Stored dataset items:
>> Begin

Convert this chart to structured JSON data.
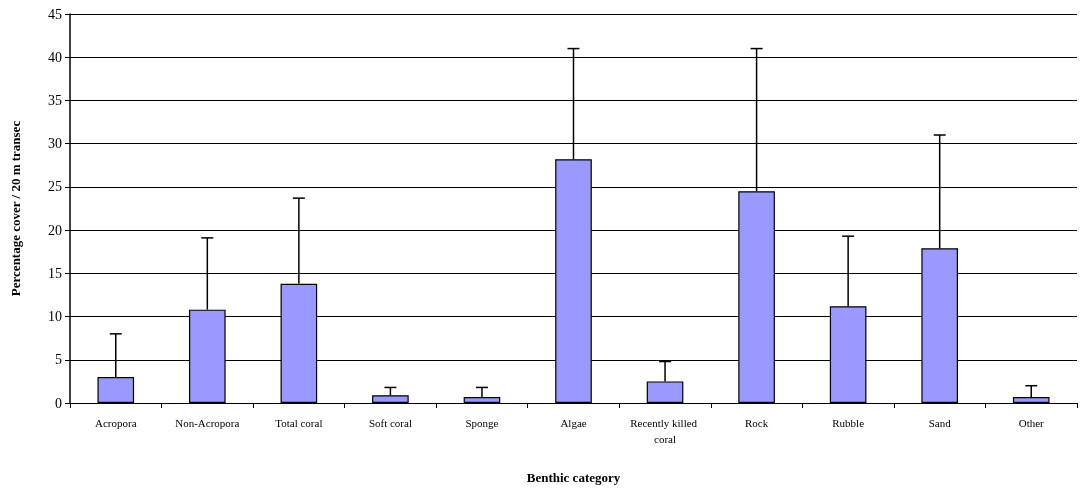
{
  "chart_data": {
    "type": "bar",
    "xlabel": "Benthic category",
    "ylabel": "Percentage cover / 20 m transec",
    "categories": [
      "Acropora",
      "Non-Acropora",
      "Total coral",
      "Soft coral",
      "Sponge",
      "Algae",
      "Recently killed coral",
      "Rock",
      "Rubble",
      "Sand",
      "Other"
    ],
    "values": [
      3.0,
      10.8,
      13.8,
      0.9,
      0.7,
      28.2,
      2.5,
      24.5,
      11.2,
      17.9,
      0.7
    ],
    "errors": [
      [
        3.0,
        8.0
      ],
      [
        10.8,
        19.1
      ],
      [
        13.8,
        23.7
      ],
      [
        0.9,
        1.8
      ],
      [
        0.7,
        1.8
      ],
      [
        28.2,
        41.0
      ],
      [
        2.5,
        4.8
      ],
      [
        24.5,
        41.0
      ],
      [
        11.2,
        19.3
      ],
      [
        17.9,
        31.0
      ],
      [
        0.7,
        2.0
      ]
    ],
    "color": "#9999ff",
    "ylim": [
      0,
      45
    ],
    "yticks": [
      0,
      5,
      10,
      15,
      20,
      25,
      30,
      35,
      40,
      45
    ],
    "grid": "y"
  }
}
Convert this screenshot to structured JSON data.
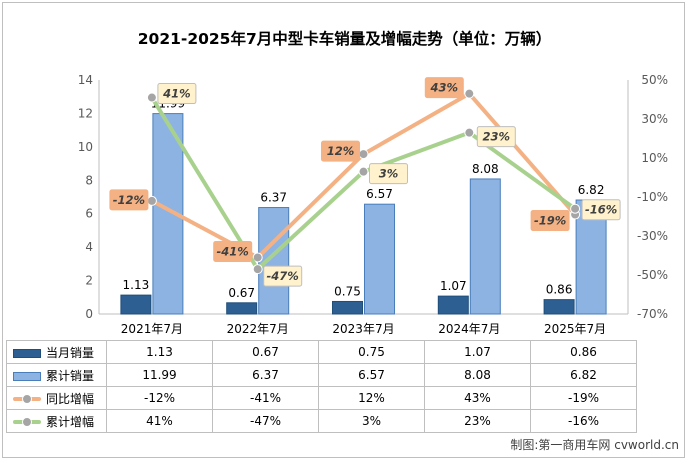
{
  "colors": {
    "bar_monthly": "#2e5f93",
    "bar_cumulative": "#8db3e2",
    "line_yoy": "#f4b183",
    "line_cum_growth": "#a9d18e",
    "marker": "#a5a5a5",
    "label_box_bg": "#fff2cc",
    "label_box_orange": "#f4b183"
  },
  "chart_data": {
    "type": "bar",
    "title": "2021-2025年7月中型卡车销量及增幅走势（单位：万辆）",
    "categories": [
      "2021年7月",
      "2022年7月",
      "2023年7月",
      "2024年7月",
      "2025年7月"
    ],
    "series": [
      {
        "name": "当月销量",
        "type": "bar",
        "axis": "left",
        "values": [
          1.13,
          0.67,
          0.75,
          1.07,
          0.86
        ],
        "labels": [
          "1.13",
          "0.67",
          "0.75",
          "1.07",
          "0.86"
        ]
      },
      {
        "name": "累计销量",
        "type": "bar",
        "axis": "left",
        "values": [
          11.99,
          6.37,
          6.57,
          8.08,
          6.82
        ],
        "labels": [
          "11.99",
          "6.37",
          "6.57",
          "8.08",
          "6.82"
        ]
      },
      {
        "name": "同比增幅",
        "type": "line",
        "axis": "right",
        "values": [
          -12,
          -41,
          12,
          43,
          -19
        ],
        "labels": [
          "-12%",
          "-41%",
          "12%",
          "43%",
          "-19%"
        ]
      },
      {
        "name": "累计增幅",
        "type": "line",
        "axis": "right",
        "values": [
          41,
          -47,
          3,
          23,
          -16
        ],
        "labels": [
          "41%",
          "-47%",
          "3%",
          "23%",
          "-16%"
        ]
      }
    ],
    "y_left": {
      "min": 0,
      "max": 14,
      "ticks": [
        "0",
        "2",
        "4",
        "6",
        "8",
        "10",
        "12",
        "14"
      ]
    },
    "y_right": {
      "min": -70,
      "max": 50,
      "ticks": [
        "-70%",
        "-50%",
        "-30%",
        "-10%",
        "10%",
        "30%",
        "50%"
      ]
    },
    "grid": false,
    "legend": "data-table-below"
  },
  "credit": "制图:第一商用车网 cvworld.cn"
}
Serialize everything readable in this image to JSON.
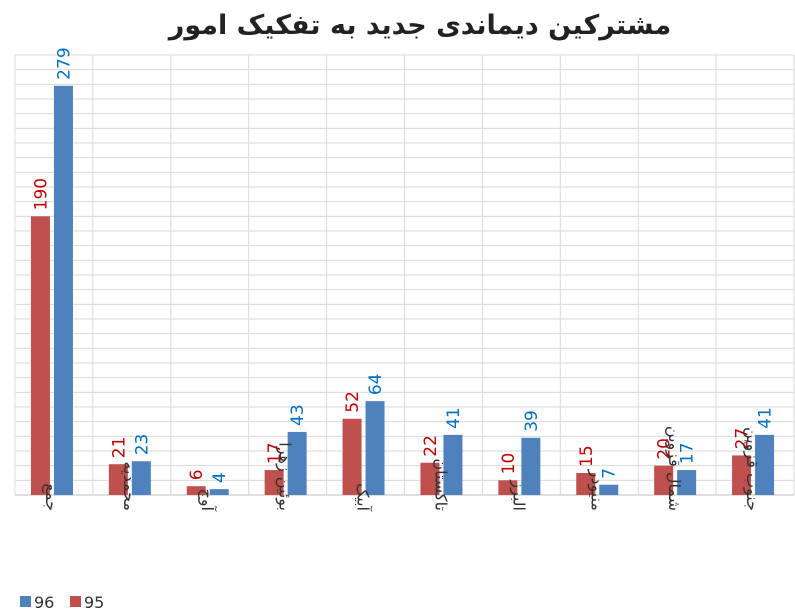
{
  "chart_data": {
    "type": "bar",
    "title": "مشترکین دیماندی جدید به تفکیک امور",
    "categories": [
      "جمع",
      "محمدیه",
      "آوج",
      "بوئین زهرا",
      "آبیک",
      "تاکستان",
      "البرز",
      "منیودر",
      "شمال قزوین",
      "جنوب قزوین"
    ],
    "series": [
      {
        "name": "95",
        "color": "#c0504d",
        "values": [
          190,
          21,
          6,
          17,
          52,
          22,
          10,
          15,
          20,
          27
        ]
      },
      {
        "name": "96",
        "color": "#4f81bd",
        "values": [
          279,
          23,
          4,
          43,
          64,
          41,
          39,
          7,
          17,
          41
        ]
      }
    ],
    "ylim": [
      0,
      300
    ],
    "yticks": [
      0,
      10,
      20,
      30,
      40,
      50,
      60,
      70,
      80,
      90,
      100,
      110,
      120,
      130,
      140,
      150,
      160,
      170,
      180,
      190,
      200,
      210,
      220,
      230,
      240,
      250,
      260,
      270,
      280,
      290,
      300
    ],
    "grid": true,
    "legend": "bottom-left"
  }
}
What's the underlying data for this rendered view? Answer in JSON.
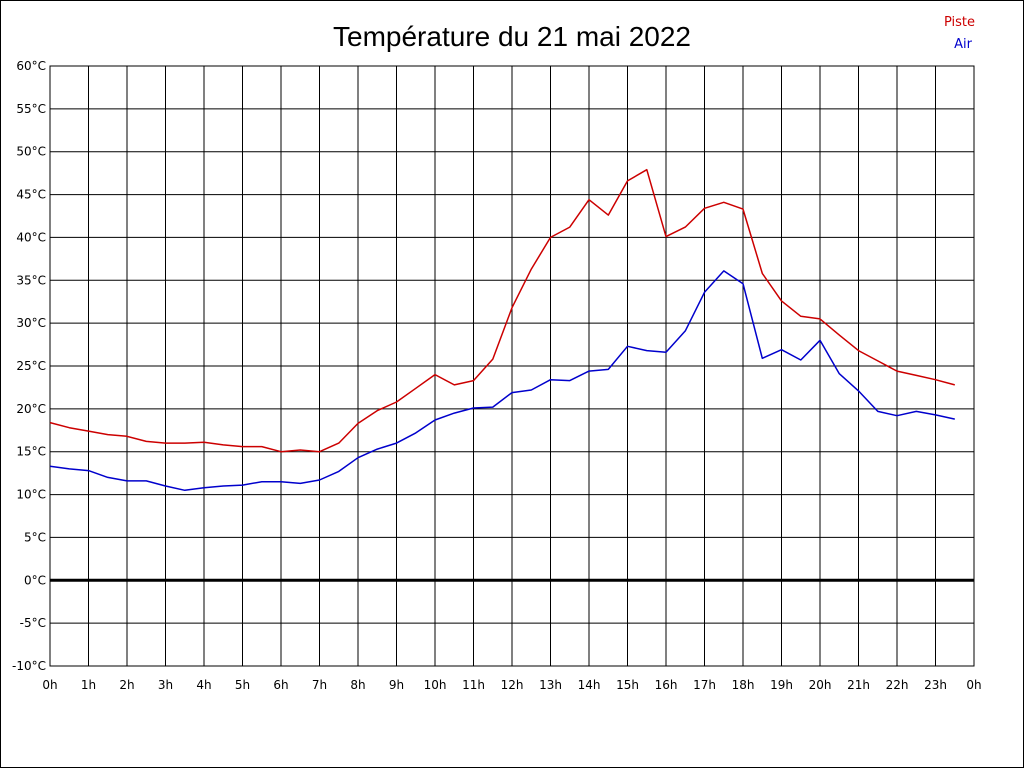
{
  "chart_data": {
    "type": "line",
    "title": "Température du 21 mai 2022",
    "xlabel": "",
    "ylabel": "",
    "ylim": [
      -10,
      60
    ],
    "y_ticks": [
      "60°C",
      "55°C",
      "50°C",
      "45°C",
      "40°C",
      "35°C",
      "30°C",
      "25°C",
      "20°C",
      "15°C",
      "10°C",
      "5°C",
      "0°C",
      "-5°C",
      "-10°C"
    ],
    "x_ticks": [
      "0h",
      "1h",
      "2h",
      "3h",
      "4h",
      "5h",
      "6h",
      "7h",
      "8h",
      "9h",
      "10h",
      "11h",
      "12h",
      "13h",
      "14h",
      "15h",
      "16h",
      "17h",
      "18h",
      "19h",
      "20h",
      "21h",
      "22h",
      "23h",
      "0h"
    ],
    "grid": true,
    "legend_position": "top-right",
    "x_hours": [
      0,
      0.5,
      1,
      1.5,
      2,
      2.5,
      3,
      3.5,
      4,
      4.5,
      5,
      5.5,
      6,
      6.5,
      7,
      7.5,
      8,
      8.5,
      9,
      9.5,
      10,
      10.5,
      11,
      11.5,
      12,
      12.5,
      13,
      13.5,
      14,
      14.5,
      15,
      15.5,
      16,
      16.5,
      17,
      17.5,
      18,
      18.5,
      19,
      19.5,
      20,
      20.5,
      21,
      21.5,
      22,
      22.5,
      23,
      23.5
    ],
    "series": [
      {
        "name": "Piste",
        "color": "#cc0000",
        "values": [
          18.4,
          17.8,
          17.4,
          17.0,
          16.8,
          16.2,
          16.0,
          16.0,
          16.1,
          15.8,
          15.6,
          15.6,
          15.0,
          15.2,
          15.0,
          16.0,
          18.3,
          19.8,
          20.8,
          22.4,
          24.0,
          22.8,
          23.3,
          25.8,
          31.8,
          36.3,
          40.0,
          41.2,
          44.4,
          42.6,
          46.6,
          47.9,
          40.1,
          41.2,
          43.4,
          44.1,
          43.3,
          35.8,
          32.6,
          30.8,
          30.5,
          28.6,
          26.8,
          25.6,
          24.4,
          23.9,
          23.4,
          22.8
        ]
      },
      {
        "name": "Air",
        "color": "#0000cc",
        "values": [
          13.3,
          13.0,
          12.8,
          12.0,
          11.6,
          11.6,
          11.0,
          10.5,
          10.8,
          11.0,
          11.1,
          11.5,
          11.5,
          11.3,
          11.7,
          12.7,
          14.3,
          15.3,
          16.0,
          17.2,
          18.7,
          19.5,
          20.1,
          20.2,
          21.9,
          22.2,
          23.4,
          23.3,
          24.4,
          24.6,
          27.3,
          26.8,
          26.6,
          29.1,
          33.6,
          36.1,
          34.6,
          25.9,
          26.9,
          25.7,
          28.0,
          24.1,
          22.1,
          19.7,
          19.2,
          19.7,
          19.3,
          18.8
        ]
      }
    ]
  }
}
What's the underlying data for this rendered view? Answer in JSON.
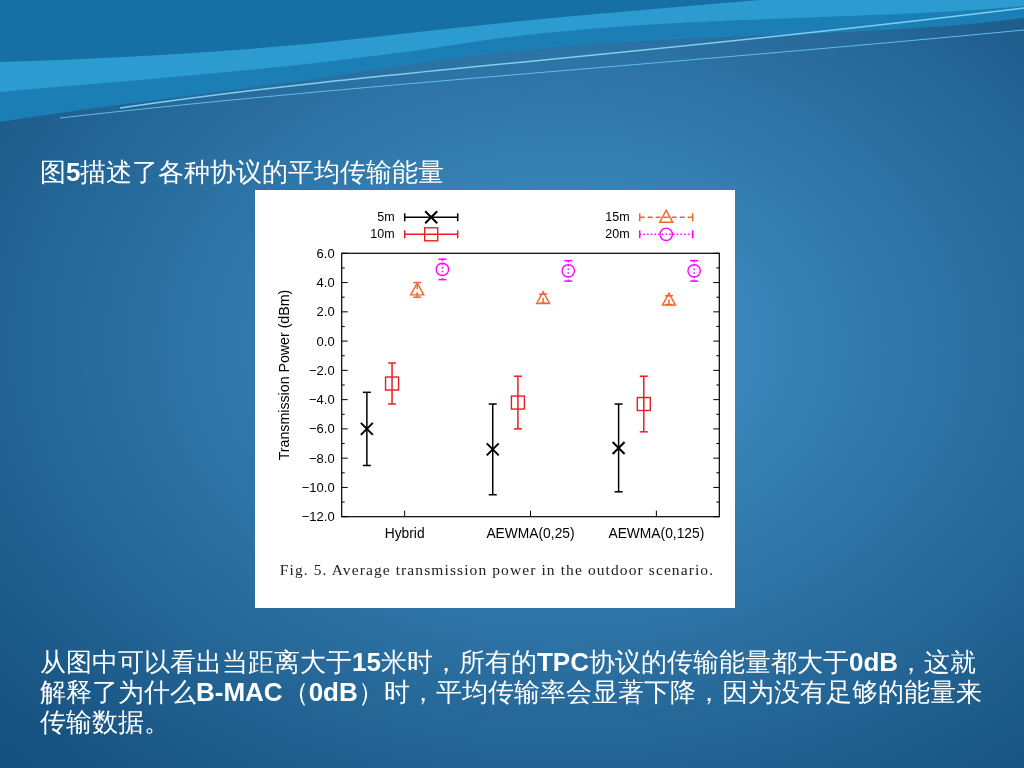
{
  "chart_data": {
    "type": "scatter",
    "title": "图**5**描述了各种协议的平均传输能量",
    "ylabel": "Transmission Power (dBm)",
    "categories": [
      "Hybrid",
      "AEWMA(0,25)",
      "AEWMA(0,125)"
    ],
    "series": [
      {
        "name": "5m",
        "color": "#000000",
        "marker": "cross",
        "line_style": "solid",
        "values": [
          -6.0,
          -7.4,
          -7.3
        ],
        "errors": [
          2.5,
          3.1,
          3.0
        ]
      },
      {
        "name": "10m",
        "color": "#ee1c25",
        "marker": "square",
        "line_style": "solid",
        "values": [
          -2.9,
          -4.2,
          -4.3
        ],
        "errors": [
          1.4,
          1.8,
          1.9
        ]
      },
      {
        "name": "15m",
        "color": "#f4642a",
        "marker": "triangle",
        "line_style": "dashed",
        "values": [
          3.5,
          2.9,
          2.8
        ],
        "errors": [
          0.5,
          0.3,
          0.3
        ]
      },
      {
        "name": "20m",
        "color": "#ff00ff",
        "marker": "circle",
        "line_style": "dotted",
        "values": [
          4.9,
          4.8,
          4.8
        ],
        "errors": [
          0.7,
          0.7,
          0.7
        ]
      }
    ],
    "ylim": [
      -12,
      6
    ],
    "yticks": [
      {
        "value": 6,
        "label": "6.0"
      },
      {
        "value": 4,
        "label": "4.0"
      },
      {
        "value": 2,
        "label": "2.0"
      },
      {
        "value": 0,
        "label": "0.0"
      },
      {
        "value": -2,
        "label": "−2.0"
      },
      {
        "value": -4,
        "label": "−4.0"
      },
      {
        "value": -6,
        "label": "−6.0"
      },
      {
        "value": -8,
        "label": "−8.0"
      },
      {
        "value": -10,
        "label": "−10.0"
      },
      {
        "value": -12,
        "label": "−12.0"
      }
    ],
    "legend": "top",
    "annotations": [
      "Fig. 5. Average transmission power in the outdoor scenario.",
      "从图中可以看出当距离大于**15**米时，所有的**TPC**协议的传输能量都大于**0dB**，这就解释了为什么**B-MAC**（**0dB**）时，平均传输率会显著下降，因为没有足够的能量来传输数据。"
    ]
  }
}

>> End

From the data, pick out every line that includes "coral".

      "Total coral",
      "Soft coral",
      "Recently killed coral",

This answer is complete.